• [The task]: All entries should be output exactly as they stand.

• [Extracted information]:
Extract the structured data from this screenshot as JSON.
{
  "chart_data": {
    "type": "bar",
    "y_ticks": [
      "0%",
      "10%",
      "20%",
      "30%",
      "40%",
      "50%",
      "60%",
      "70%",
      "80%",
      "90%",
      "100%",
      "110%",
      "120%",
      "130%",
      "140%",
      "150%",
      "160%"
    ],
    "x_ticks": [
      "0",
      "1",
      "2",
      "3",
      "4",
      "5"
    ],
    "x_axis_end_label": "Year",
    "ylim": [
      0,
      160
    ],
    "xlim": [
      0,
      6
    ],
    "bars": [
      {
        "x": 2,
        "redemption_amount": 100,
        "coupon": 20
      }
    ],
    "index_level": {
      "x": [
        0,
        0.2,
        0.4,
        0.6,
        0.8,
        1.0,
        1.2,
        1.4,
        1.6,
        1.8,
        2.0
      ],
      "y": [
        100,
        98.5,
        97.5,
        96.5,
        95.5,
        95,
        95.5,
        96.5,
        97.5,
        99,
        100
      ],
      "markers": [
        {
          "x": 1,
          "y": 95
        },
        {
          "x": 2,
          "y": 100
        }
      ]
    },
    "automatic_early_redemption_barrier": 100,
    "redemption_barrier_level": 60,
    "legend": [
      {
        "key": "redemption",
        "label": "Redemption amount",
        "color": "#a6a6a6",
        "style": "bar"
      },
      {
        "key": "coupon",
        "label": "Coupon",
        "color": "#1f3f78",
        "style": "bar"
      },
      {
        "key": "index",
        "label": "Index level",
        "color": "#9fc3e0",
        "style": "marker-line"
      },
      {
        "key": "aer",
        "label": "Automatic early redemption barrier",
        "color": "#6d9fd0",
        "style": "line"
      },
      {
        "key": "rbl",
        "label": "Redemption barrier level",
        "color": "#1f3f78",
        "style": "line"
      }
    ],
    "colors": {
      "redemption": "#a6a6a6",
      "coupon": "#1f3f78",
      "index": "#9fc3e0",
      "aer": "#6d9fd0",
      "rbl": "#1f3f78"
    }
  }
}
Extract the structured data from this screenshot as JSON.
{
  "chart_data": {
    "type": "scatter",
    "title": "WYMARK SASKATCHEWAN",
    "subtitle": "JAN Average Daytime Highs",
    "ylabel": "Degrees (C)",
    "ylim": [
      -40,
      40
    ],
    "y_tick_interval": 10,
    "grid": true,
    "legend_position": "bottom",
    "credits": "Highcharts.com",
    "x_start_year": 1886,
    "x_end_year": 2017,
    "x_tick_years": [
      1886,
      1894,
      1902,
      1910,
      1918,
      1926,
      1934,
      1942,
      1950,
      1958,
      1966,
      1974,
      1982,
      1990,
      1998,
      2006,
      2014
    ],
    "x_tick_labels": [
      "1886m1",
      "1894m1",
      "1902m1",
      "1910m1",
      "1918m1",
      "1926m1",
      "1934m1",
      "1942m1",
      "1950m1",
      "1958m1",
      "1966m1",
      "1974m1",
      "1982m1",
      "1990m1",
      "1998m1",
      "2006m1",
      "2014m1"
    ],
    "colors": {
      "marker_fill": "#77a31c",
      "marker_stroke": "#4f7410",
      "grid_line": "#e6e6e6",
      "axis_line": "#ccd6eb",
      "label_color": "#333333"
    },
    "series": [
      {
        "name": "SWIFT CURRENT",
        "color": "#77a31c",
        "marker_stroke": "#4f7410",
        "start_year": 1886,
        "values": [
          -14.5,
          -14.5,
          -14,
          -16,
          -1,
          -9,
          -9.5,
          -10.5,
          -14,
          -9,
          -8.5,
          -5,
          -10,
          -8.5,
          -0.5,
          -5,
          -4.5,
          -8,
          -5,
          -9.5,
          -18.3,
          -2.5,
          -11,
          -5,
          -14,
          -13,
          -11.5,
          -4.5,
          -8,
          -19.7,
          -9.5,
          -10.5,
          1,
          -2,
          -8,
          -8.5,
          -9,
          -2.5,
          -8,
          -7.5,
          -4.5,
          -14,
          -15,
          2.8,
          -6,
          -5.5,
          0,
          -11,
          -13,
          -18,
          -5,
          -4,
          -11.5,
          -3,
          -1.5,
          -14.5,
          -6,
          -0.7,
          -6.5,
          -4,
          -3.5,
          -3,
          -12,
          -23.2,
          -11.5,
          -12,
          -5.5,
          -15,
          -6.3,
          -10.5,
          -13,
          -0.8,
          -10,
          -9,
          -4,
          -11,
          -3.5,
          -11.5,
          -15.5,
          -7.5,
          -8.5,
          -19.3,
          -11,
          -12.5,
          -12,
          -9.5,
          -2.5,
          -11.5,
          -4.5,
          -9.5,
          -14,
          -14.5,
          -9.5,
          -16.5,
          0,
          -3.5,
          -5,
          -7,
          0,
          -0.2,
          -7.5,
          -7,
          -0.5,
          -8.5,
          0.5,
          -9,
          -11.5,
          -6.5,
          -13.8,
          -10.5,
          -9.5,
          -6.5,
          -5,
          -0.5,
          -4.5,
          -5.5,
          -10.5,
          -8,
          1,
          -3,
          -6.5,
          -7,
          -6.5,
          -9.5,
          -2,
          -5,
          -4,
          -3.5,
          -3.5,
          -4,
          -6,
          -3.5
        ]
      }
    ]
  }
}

• [Result of the exercise]:
Extract the structured data from this screenshot as JSON.
{
  "chart_data": {
    "type": "bar",
    "y_ticks": [
      "0%",
      "10%",
      "20%",
      "30%",
      "40%",
      "50%",
      "60%",
      "70%",
      "80%",
      "90%",
      "100%",
      "110%",
      "120%",
      "130%",
      "140%",
      "150%",
      "160%"
    ],
    "x_ticks": [
      "0",
      "1",
      "2",
      "3",
      "4",
      "5"
    ],
    "x_axis_end_label": "Year",
    "ylim": [
      0,
      160
    ],
    "xlim": [
      0,
      6
    ],
    "bars": [
      {
        "x": 2,
        "redemption_amount": 100,
        "coupon": 20
      }
    ],
    "index_level": {
      "x": [
        0,
        0.2,
        0.4,
        0.6,
        0.8,
        1.0,
        1.2,
        1.4,
        1.6,
        1.8,
        2.0
      ],
      "y": [
        100,
        98.5,
        97.5,
        96.5,
        95.5,
        95,
        95.5,
        96.5,
        97.5,
        99,
        100
      ],
      "markers": [
        {
          "x": 1,
          "y": 95
        },
        {
          "x": 2,
          "y": 100
        }
      ]
    },
    "automatic_early_redemption_barrier": 100,
    "redemption_barrier_level": 60,
    "legend": [
      {
        "key": "redemption",
        "label": "Redemption amount",
        "color": "#a6a6a6",
        "style": "bar"
      },
      {
        "key": "coupon",
        "label": "Coupon",
        "color": "#1f3f78",
        "style": "bar"
      },
      {
        "key": "index",
        "label": "Index level",
        "color": "#9fc3e0",
        "style": "marker-line"
      },
      {
        "key": "aer",
        "label": "Automatic early redemption barrier",
        "color": "#6d9fd0",
        "style": "line"
      },
      {
        "key": "rbl",
        "label": "Redemption barrier level",
        "color": "#1f3f78",
        "style": "line"
      }
    ],
    "colors": {
      "redemption": "#a6a6a6",
      "coupon": "#1f3f78",
      "index": "#9fc3e0",
      "aer": "#6d9fd0",
      "rbl": "#1f3f78"
    }
  }
}
Extract the structured data from this screenshot as JSON.
{
  "chart_data": {
    "type": "scatter",
    "title": "WYMARK SASKATCHEWAN",
    "subtitle": "JAN Average Daytime Highs",
    "ylabel": "Degrees (C)",
    "ylim": [
      -40,
      40
    ],
    "y_tick_interval": 10,
    "grid": true,
    "legend_position": "bottom",
    "credits": "Highcharts.com",
    "x_start_year": 1886,
    "x_end_year": 2017,
    "x_tick_years": [
      1886,
      1894,
      1902,
      1910,
      1918,
      1926,
      1934,
      1942,
      1950,
      1958,
      1966,
      1974,
      1982,
      1990,
      1998,
      2006,
      2014
    ],
    "x_tick_labels": [
      "1886m1",
      "1894m1",
      "1902m1",
      "1910m1",
      "1918m1",
      "1926m1",
      "1934m1",
      "1942m1",
      "1950m1",
      "1958m1",
      "1966m1",
      "1974m1",
      "1982m1",
      "1990m1",
      "1998m1",
      "2006m1",
      "2014m1"
    ],
    "colors": {
      "marker_fill": "#77a31c",
      "marker_stroke": "#4f7410",
      "grid_line": "#e6e6e6",
      "axis_line": "#ccd6eb",
      "label_color": "#333333"
    },
    "series": [
      {
        "name": "SWIFT CURRENT",
        "color": "#77a31c",
        "marker_stroke": "#4f7410",
        "start_year": 1886,
        "values": [
          -14.5,
          -14.5,
          -14,
          -16,
          -1,
          -9,
          -9.5,
          -10.5,
          -14,
          -9,
          -8.5,
          -5,
          -10,
          -8.5,
          -0.5,
          -5,
          -4.5,
          -8,
          -5,
          -9.5,
          -18.3,
          -2.5,
          -11,
          -5,
          -14,
          -13,
          -11.5,
          -4.5,
          -8,
          -19.7,
          -9.5,
          -10.5,
          1,
          -2,
          -8,
          -8.5,
          -9,
          -2.5,
          -8,
          -7.5,
          -4.5,
          -14,
          -15,
          2.8,
          -6,
          -5.5,
          0,
          -11,
          -13,
          -18,
          -5,
          -4,
          -11.5,
          -3,
          -1.5,
          -14.5,
          -6,
          -0.7,
          -6.5,
          -4,
          -3.5,
          -3,
          -12,
          -23.2,
          -11.5,
          -12,
          -5.5,
          -15,
          -6.3,
          -10.5,
          -13,
          -0.8,
          -10,
          -9,
          -4,
          -11,
          -3.5,
          -11.5,
          -15.5,
          -7.5,
          -8.5,
          -19.3,
          -11,
          -12.5,
          -12,
          -9.5,
          -2.5,
          -11.5,
          -4.5,
          -9.5,
          -14,
          -14.5,
          -9.5,
          -16.5,
          0,
          -3.5,
          -5,
          -7,
          0,
          -0.2,
          -7.5,
          -7,
          -0.5,
          -8.5,
          0.5,
          -9,
          -11.5,
          -6.5,
          -13.8,
          -10.5,
          -9.5,
          -6.5,
          -5,
          -0.5,
          -4.5,
          -5.5,
          -10.5,
          -8,
          1,
          -3,
          -6.5,
          -7,
          -6.5,
          -9.5,
          -2,
          -5,
          -4,
          -3.5,
          -3.5,
          -4,
          -6,
          -3.5
        ]
      }
    ]
  }
}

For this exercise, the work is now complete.